AIM OF THE TASK »
Report, word for word, every line of the material that contains "高新区分局".

GIVEN DATA »
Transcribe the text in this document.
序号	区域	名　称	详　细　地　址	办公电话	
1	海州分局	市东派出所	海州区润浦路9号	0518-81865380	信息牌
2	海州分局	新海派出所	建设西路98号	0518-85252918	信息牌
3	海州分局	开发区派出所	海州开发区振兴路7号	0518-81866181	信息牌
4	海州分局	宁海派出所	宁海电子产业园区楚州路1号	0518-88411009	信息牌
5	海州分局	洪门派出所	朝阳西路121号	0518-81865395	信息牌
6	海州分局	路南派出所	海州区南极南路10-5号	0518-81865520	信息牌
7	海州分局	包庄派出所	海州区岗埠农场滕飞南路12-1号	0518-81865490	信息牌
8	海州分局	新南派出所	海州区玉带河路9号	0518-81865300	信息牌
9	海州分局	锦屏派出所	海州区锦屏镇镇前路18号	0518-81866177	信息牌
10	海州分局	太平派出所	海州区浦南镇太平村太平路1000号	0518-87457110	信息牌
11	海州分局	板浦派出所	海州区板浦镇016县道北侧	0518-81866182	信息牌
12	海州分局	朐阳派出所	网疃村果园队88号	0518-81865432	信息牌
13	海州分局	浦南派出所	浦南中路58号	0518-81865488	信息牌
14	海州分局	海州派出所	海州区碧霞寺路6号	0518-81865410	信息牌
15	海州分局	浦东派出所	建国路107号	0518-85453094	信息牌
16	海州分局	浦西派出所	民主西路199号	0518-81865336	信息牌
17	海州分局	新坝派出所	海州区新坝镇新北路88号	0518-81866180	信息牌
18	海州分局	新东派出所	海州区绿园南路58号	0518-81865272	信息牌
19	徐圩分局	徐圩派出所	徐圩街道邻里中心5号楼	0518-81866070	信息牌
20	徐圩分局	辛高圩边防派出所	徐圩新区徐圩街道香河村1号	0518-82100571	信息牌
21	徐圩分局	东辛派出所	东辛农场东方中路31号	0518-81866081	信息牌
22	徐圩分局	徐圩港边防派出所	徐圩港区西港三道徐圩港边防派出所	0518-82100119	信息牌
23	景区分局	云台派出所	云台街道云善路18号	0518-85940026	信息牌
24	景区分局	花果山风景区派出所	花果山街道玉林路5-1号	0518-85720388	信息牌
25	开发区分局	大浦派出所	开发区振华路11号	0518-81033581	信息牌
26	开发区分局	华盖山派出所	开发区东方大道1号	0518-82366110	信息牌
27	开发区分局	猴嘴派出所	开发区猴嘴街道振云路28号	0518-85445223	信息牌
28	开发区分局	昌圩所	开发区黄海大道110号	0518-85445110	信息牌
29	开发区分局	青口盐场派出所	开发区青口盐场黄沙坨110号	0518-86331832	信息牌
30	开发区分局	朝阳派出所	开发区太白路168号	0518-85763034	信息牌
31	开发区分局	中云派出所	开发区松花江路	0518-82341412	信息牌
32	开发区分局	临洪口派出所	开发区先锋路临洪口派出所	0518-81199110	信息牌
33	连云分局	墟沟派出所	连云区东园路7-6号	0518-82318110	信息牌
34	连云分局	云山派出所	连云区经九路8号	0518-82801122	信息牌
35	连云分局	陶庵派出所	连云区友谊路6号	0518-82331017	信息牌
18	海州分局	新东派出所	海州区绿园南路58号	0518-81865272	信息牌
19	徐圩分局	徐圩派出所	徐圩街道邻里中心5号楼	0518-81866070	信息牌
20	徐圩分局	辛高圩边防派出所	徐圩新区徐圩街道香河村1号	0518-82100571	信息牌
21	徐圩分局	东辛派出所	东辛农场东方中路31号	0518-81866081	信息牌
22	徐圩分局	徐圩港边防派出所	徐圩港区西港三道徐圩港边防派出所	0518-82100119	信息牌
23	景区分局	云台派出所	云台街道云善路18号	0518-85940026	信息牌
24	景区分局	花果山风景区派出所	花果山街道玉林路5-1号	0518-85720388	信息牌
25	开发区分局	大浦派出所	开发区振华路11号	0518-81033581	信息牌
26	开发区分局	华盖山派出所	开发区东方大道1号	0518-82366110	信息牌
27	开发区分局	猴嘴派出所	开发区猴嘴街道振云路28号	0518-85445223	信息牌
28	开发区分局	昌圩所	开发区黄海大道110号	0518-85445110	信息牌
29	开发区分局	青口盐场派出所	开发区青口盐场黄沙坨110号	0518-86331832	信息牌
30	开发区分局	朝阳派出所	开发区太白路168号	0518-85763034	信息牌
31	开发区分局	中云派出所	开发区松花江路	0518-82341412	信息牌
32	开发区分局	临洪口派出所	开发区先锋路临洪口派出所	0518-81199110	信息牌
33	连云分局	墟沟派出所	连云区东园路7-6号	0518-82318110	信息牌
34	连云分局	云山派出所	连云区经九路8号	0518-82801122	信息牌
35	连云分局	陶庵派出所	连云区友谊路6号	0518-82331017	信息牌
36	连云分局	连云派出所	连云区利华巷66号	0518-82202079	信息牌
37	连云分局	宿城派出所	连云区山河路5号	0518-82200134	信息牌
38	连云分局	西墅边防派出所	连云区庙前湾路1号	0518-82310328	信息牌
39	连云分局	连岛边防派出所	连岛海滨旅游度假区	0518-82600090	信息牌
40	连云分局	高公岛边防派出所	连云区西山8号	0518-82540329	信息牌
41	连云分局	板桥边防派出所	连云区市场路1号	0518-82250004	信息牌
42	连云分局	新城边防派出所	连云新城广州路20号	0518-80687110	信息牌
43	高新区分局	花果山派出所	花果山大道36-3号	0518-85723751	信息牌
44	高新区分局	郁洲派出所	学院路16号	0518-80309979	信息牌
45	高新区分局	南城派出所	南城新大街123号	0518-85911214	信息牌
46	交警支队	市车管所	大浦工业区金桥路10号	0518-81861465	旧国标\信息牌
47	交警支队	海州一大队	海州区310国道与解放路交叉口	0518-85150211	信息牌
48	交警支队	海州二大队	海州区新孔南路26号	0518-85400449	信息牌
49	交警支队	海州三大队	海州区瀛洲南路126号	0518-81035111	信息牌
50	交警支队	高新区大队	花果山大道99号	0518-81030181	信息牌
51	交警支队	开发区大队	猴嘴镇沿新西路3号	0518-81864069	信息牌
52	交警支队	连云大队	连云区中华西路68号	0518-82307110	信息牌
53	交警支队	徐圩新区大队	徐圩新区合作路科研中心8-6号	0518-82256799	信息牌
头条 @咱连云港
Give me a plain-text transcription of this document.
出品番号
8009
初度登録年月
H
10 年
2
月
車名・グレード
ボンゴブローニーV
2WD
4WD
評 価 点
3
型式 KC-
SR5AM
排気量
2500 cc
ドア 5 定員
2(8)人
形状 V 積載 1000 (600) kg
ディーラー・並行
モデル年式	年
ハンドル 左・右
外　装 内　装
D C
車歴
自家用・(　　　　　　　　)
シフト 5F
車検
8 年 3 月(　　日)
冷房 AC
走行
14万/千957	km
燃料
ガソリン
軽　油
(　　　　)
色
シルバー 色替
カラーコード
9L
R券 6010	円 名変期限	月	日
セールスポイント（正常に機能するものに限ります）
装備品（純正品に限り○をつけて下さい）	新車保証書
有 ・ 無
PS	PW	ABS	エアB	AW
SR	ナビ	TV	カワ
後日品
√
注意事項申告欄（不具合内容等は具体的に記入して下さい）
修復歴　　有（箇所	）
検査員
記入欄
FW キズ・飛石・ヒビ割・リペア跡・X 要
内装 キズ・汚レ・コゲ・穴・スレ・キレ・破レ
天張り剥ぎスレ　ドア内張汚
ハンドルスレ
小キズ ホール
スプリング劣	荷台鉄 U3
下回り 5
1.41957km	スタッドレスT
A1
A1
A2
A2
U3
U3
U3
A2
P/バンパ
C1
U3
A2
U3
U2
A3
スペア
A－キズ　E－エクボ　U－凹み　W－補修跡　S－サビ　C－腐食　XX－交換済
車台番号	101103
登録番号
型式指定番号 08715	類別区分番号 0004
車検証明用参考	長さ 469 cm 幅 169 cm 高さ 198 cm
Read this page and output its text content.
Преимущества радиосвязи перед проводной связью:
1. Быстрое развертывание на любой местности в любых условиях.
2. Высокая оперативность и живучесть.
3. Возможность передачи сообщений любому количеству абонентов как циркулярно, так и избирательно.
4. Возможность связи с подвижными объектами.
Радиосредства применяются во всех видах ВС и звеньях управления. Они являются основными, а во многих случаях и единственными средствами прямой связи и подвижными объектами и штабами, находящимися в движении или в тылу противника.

OUTPUT FOR THIS TASK »
43	高新区分局	花果山派出所	花果山大道36-3号	0518-85723751	信息牌
44	高新区分局	郁洲派出所	学院路16号	0518-80309979	信息牌
45	高新区分局	南城派出所	南城新大街123号	0518-85911214	信息牌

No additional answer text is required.